Source data:
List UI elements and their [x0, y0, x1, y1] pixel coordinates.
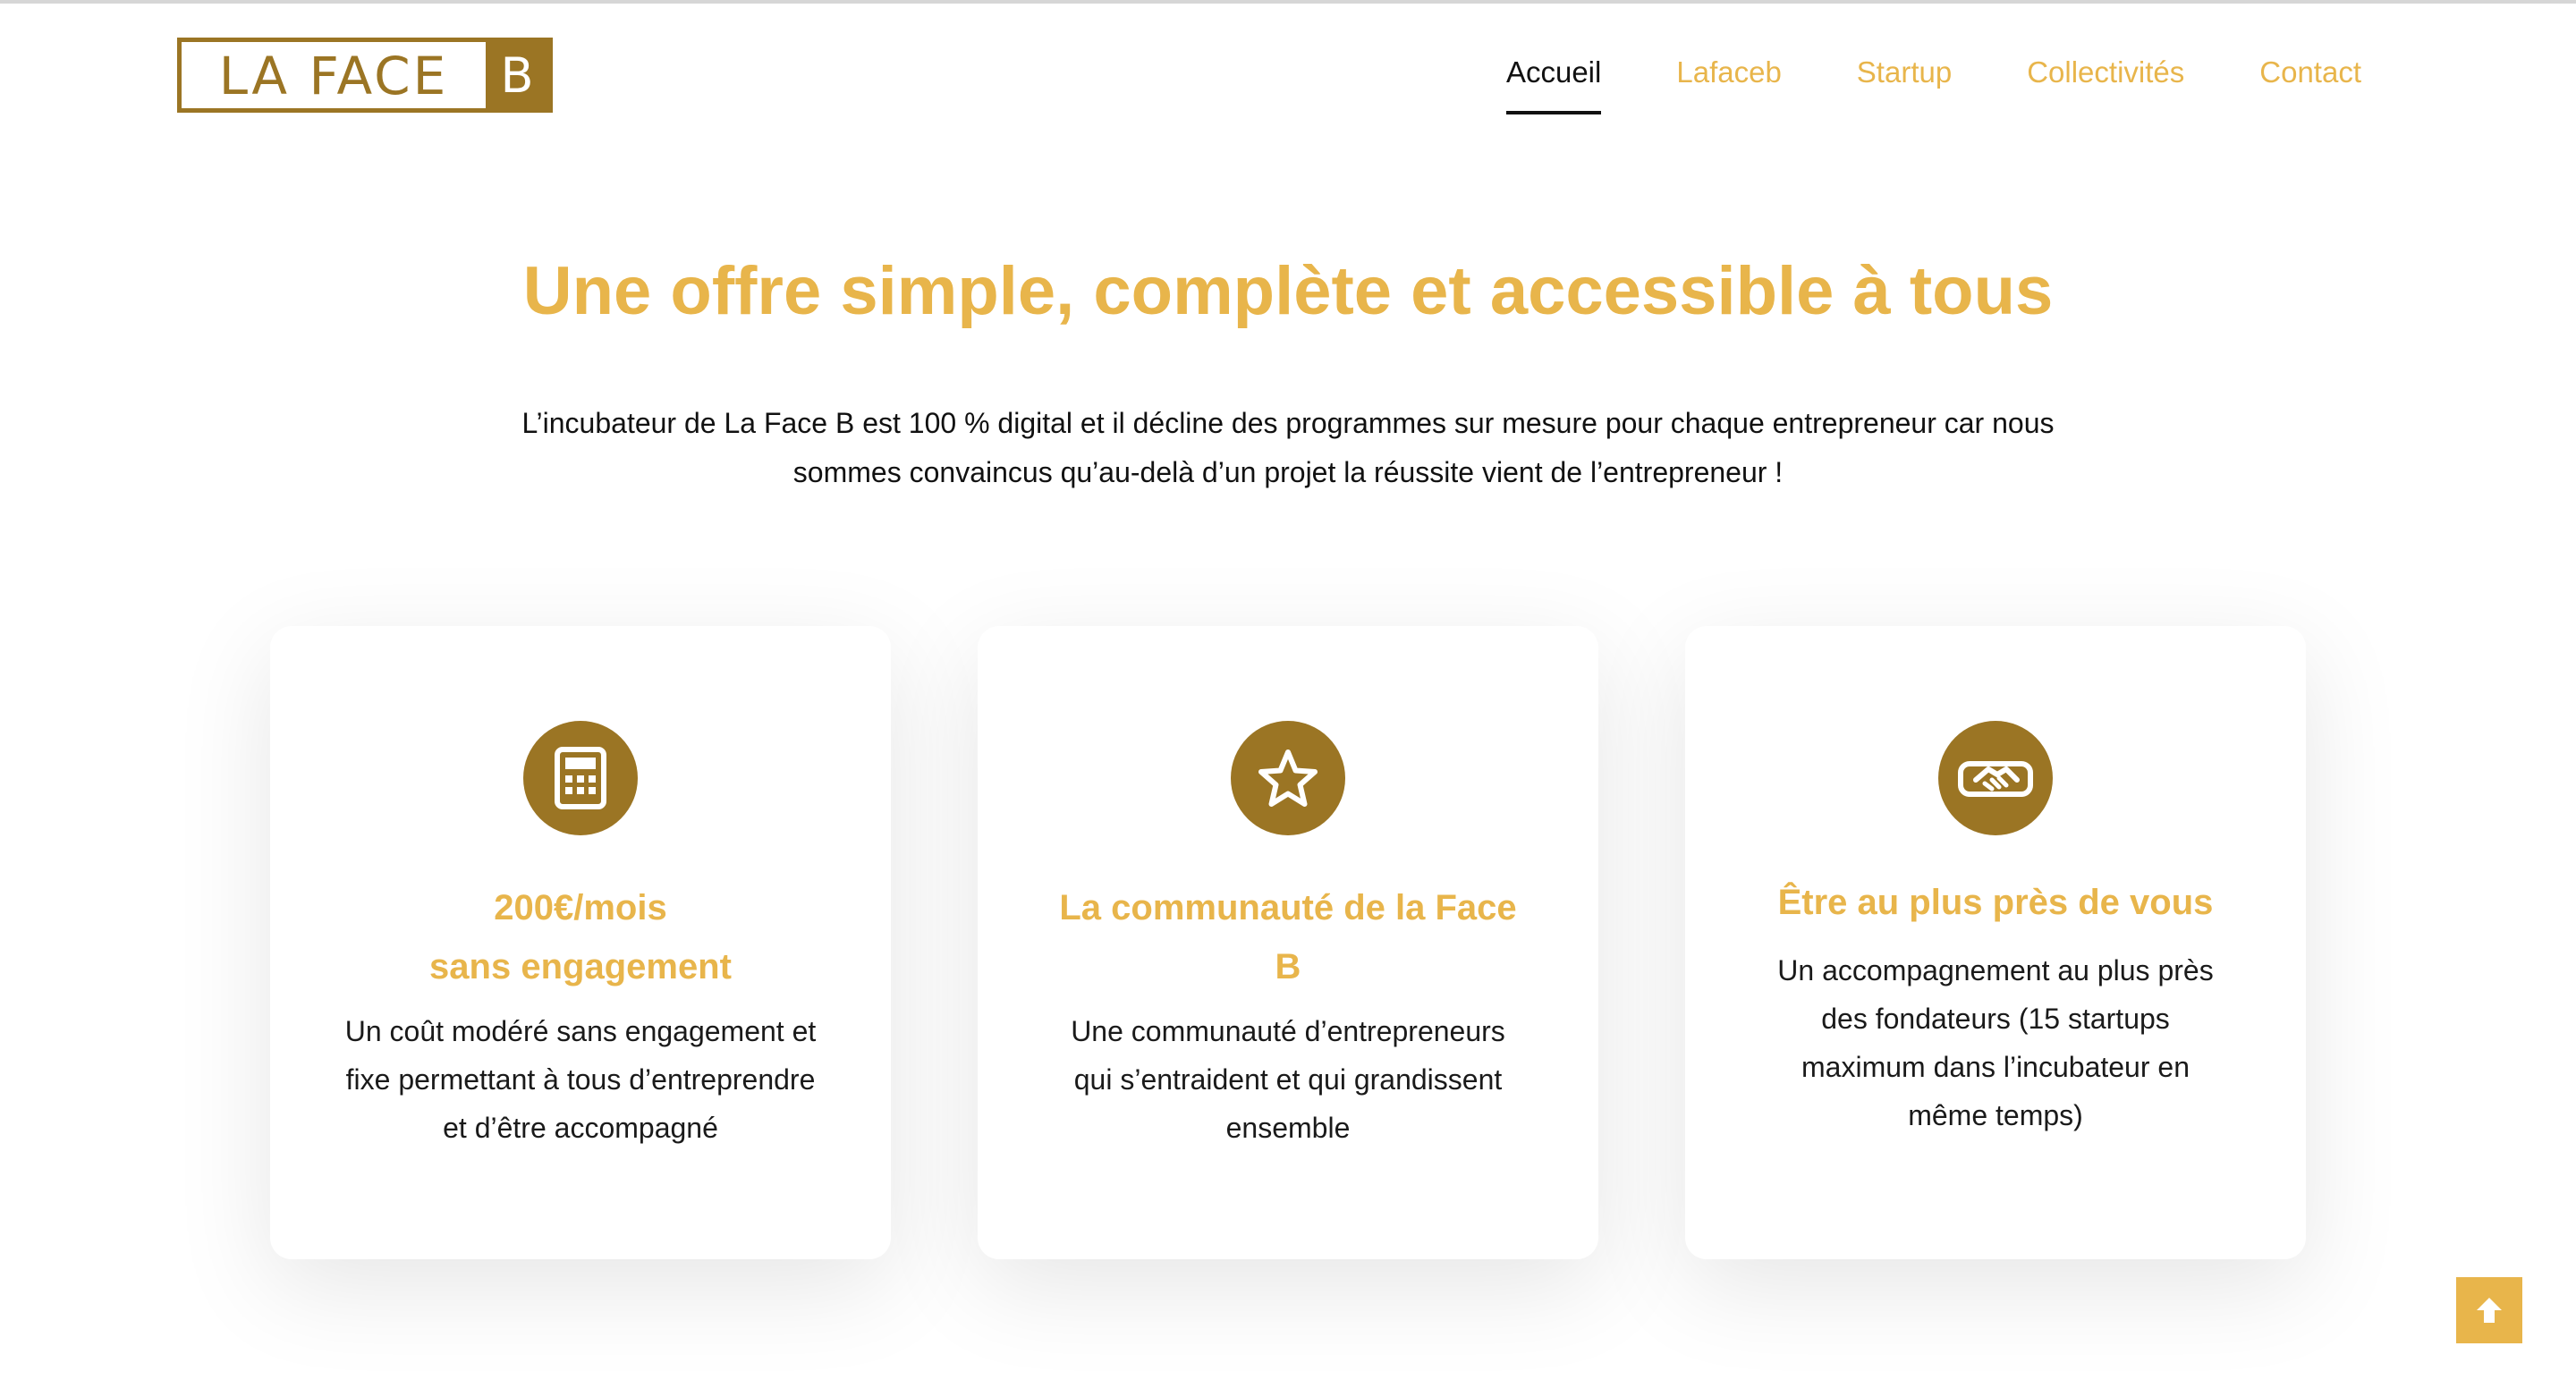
card-title: 200€/mois sans engagement — [312, 878, 849, 996]
card-text-line: qui s’entraident et qui grandissent — [1073, 1063, 1503, 1096]
card-description: Un coût modéré sans engagement et fixe p… — [321, 1007, 840, 1152]
intro-paragraph: L’incubateur de La Face B est 100 % digi… — [465, 399, 2111, 497]
intro-line: sommes convaincus qu’au-delà d’un projet… — [792, 456, 1784, 488]
card-text-line: fixe permettant à tous d’entreprendre — [345, 1063, 816, 1096]
logo-letter: B — [486, 42, 548, 108]
top-border — [0, 0, 2576, 4]
star-icon — [1231, 721, 1345, 835]
card-text-line: maximum dans l’incubateur en — [1801, 1051, 2190, 1083]
scroll-to-top-button[interactable] — [2456, 1277, 2522, 1343]
card-text-line: même temps) — [1908, 1099, 2083, 1131]
nav-item-accueil[interactable]: Accueil — [1505, 55, 1602, 114]
nav-item-lafaceb[interactable]: Lafaceb — [1676, 55, 1781, 89]
card-title-line: B — [1275, 947, 1301, 986]
offer-card-proximity: Être au plus près de vous Un accompagnem… — [1685, 626, 2306, 1259]
card-text-line: ensemble — [1225, 1112, 1351, 1144]
page-title: Une offre simple, complète et accessible… — [522, 253, 2054, 329]
intro-line: L’incubateur de La Face B est 100 % digi… — [521, 407, 2055, 439]
card-text-line: Un coût modéré sans engagement et — [344, 1015, 817, 1047]
arrow-up-icon — [2477, 1298, 2502, 1323]
card-text-line: des fondateurs (15 startups — [1821, 1003, 2170, 1035]
card-text-line: Un accompagnement au plus près — [1777, 954, 2214, 986]
card-title-line: Être au plus près de vous — [1777, 883, 2214, 922]
card-title-line: 200€/mois — [494, 888, 667, 927]
nav-item-collectivites[interactable]: Collectivités — [2027, 55, 2184, 89]
offer-card-community: La communauté de la Face B Une communaut… — [978, 626, 1598, 1259]
nav-item-startup[interactable]: Startup — [1857, 55, 1952, 89]
card-title: Être au plus près de vous — [1727, 873, 2264, 932]
card-description: Une communauté d’entrepreneurs qui s’ent… — [1029, 1007, 1547, 1152]
card-description: Un accompagnement au plus près des fonda… — [1736, 946, 2255, 1139]
card-title-line: sans engagement — [429, 947, 732, 986]
nav-item-contact[interactable]: Contact — [2259, 55, 2361, 89]
logo-text: LA FACE — [218, 46, 449, 106]
site-logo[interactable]: LA FACE B — [177, 38, 553, 113]
offer-card-price: 200€/mois sans engagement Un coût modéré… — [270, 626, 891, 1259]
card-text-line: et d’être accompagné — [443, 1112, 718, 1144]
calculator-icon — [523, 721, 638, 835]
card-title-line: La communauté de la Face — [1059, 888, 1517, 927]
main-nav: Accueil Lafaceb Startup Collectivités Co… — [1431, 55, 2361, 114]
card-title: La communauté de la Face B — [1020, 878, 1556, 996]
handshake-icon — [1938, 721, 2053, 835]
card-text-line: Une communauté d’entrepreneurs — [1071, 1015, 1505, 1047]
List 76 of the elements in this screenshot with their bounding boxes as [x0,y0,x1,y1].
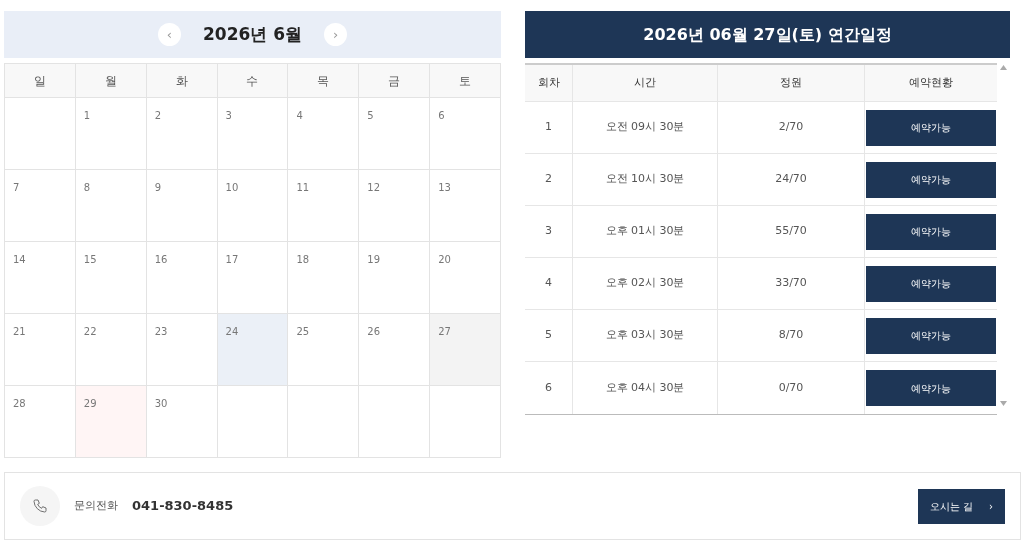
table-cell: 2/70 [778,119,804,136]
day-number[interactable]: 25 [296,326,310,337]
reserve-button[interactable]: 예약가능 [866,109,996,146]
reserve-button[interactable]: 예약가능 [866,265,996,302]
weekday-label: 월 [104,72,117,90]
table-cell: 55/70 [775,223,807,240]
day-number[interactable]: 6 [438,110,445,121]
day-number[interactable]: 11 [296,182,310,193]
table-cell: 오전 10시 30분 [605,171,685,188]
day-number[interactable]: 17 [225,254,239,265]
table-cell: 24/70 [775,171,807,188]
table-cell: 33/70 [775,275,807,292]
table-cell: 1 [545,119,552,136]
table-cell: 8/70 [778,327,804,344]
weekday-label: 화 [175,72,188,90]
day-number[interactable]: 7 [13,182,20,193]
day-number[interactable]: 15 [83,254,97,265]
weekday-label: 금 [388,72,401,90]
day-cell-highlight[interactable]: 29 [75,386,147,458]
table-cell: 3 [545,223,552,240]
directions-button[interactable]: 오시는 길 › [917,488,1005,524]
calendar-title: 2026년 6월 [202,22,303,46]
day-number[interactable]: 28 [13,398,26,409]
day-number: 29 [83,398,97,409]
table-cell-text: 6 [545,379,552,396]
table-cell: 5 [545,327,552,344]
day-number[interactable]: 23 [154,326,168,337]
day-number[interactable]: 10 [225,182,239,193]
weekday-label: 토 [459,72,472,90]
phone-number: 041-830-8485 [132,497,234,516]
day-number[interactable]: 12 [367,182,380,193]
day-number[interactable]: 18 [296,254,310,265]
reserve-button[interactable]: 예약가능 [866,370,996,406]
column-header: 회차 [537,74,560,91]
day-number[interactable]: 21 [13,326,26,337]
day-number[interactable]: 20 [438,254,451,265]
table-cell: 2 [545,171,552,188]
day-number[interactable]: 3 [225,110,232,121]
column-header: 정원 [780,74,802,91]
reserve-button[interactable]: 예약가능 [866,213,996,250]
day-number[interactable]: 14 [13,254,26,265]
reserve-button[interactable]: 예약가능 [866,317,996,354]
table-cell: 4 [545,275,552,292]
day-number[interactable]: 13 [438,182,451,193]
contact-label: 문의전화 [74,497,118,514]
day-number[interactable]: 2 [154,110,162,121]
day-number: 27 [438,326,451,337]
weekday-label: 목 [317,72,330,90]
table-cell: 오전 09시 30분 [605,119,685,136]
schedule-title: 2026년 06월 27일(토) 연간일정 [525,11,1010,58]
table-cell: 오후 03시 30분 [605,327,685,344]
day-cell-highlight[interactable]: 24 [217,314,289,386]
previous-month-button[interactable]: ‹ [157,23,181,46]
weekday-label: 수 [246,72,259,90]
table-cell: 오후 01시 30분 [605,223,685,240]
day-number: 24 [225,326,239,337]
day-number[interactable]: 4 [296,110,303,121]
table-cell-text: 오후 04시 30분 [605,379,685,396]
day-number[interactable]: 5 [367,110,374,121]
day-cell-highlight[interactable]: 27 [430,314,501,386]
day-number[interactable]: 26 [367,326,380,337]
reserve-button[interactable]: 예약가능 [866,161,996,198]
table-cell: 오후 02시 30분 [605,275,685,292]
table-cell-text: 0/70 [778,379,804,396]
column-header: 예약현황 [909,74,953,91]
day-number[interactable]: 1 [83,110,91,121]
phone-icon [32,498,48,514]
day-number[interactable]: 22 [83,326,97,337]
next-month-button[interactable]: › [324,23,348,46]
day-number[interactable]: 9 [154,182,162,193]
day-number[interactable]: 19 [367,254,380,265]
weekday-label: 일 [33,72,46,90]
day-number[interactable]: 30 [154,398,168,409]
day-number[interactable]: 16 [154,254,168,265]
day-number[interactable]: 8 [83,182,91,193]
column-header: 시간 [634,74,656,91]
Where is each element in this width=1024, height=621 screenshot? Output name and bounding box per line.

Given request: Write out the lines of the records word for word, from the line containing "card-title: 200€/mois sans" down to the line containing "card-description: Un coût", including both.

Reply to the exercise:
card-title: 200€/mois sans engagement — [312, 878, 849, 996]
card-text-line: qui s’entraident et qui grandissent — [1073, 1063, 1503, 1096]
card-description: Un coût modéré sans engagement et fixe p… — [321, 1007, 840, 1152]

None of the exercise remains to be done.